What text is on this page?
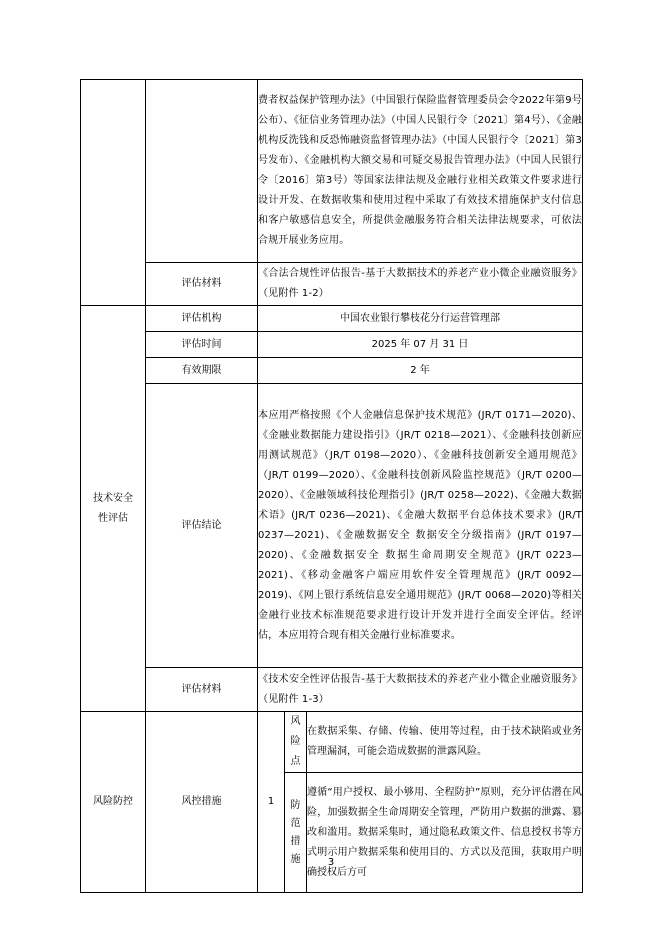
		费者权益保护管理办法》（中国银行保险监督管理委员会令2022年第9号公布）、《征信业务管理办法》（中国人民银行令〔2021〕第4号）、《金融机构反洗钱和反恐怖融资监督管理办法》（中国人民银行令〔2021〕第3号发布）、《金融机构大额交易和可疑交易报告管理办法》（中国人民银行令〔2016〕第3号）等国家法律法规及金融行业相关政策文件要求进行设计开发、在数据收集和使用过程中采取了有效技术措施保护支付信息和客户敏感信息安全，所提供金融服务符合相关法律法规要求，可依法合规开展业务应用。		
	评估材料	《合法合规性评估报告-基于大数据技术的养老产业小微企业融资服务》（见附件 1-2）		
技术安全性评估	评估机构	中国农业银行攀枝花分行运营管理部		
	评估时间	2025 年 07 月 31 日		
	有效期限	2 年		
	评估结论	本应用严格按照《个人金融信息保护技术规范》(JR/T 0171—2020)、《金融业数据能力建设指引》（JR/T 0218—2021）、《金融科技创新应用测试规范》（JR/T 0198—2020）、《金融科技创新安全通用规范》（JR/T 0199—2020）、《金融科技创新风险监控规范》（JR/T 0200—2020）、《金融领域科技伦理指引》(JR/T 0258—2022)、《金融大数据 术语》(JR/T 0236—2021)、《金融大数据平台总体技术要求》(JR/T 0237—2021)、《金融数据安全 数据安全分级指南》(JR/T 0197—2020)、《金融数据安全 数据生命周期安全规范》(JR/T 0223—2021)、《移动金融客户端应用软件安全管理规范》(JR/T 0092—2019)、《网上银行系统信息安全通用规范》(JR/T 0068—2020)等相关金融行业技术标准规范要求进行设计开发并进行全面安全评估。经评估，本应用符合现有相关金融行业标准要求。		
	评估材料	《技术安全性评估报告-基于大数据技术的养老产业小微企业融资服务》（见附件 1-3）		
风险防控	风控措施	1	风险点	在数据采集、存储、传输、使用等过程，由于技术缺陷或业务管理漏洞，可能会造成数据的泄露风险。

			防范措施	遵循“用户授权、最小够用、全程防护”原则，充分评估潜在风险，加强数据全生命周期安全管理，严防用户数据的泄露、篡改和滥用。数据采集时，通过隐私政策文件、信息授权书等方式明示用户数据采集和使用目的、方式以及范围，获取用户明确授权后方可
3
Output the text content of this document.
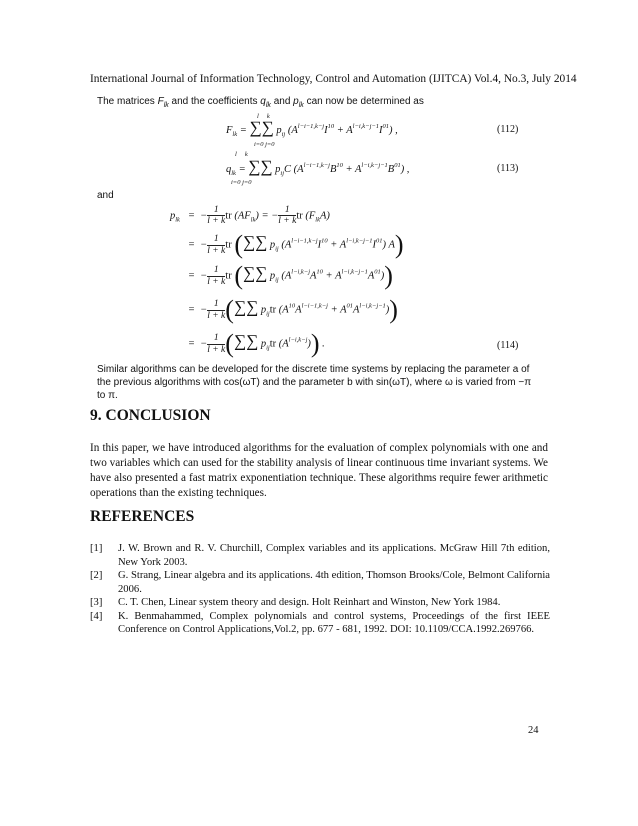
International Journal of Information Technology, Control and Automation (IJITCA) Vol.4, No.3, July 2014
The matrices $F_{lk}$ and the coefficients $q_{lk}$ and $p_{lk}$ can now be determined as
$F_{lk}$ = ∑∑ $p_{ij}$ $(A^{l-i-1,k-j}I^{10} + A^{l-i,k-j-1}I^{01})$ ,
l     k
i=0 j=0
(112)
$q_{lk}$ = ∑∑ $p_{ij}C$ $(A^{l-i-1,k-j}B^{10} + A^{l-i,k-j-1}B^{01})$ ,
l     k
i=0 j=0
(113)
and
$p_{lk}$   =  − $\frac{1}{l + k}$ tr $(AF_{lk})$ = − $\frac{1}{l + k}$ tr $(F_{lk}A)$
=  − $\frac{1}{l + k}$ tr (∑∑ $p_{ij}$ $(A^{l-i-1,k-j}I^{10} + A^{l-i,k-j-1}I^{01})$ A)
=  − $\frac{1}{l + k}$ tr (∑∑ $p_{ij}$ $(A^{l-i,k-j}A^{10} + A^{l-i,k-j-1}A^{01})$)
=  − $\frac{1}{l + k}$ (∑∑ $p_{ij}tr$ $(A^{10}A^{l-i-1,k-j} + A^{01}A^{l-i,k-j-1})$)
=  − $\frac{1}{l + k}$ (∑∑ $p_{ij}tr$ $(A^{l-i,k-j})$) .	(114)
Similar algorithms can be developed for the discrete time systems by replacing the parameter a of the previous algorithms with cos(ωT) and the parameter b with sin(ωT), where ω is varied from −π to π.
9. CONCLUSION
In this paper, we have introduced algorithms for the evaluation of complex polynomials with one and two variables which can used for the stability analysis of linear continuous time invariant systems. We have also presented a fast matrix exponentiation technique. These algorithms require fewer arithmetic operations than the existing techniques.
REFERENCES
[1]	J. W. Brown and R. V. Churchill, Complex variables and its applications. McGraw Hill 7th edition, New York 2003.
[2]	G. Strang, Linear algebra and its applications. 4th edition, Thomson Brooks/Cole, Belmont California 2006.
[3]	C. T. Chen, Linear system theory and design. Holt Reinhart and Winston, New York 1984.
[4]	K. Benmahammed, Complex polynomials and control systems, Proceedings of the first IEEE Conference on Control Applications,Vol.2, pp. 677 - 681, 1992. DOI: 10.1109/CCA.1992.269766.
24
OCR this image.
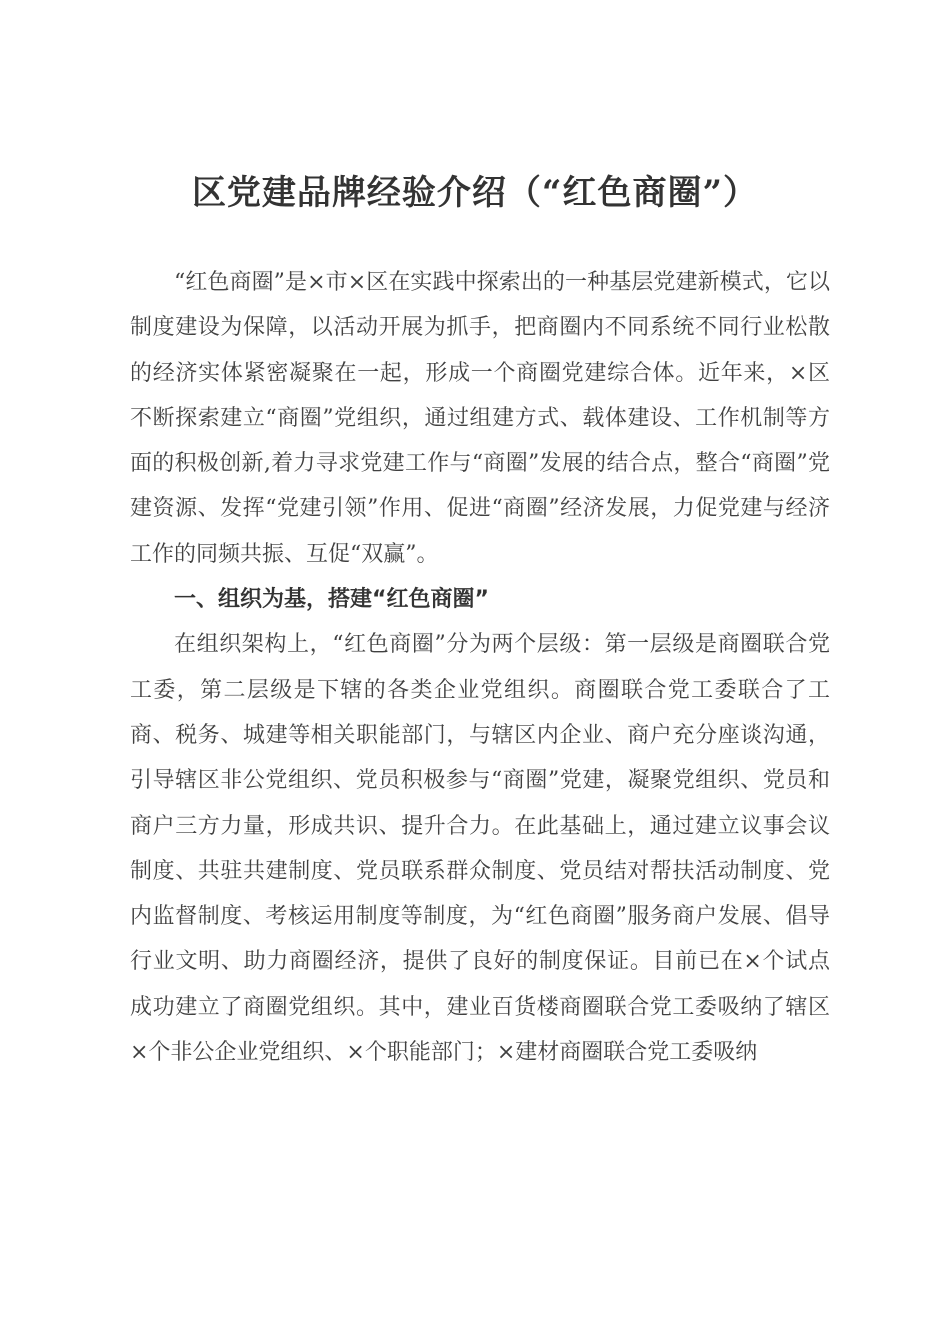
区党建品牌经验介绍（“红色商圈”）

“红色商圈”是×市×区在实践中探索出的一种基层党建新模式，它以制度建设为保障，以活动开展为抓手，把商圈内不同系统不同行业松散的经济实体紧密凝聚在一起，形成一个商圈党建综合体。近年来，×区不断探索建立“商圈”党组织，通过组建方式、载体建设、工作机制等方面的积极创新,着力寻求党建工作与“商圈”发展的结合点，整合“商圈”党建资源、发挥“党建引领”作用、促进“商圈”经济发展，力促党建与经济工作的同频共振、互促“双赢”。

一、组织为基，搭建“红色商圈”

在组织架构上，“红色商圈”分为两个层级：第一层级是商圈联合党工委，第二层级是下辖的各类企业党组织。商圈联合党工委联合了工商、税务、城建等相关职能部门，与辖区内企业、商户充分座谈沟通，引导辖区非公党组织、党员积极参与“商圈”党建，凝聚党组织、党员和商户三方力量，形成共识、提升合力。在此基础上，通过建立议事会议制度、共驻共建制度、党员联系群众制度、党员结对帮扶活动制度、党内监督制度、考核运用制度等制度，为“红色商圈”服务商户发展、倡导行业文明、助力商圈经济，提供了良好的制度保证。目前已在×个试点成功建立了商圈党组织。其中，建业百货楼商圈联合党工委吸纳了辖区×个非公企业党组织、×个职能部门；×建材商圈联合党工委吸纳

▶ **TASK**
From the listing above, pick out every line containing "variables".

▶ **REPLY TO THE TASK**
In this paper, we have introduced algorithms for the evaluation of complex polynomials with one and two variables which can used for the stability analysis of linear continuous time invariant systems. We have also presented a fast matrix exponentiation technique. These algorithms require fewer arithmetic operations than the existing techniques.
[1]	J. W. Brown and R. V. Churchill, Complex variables and its applications. McGraw Hill 7th edition, New York 2003.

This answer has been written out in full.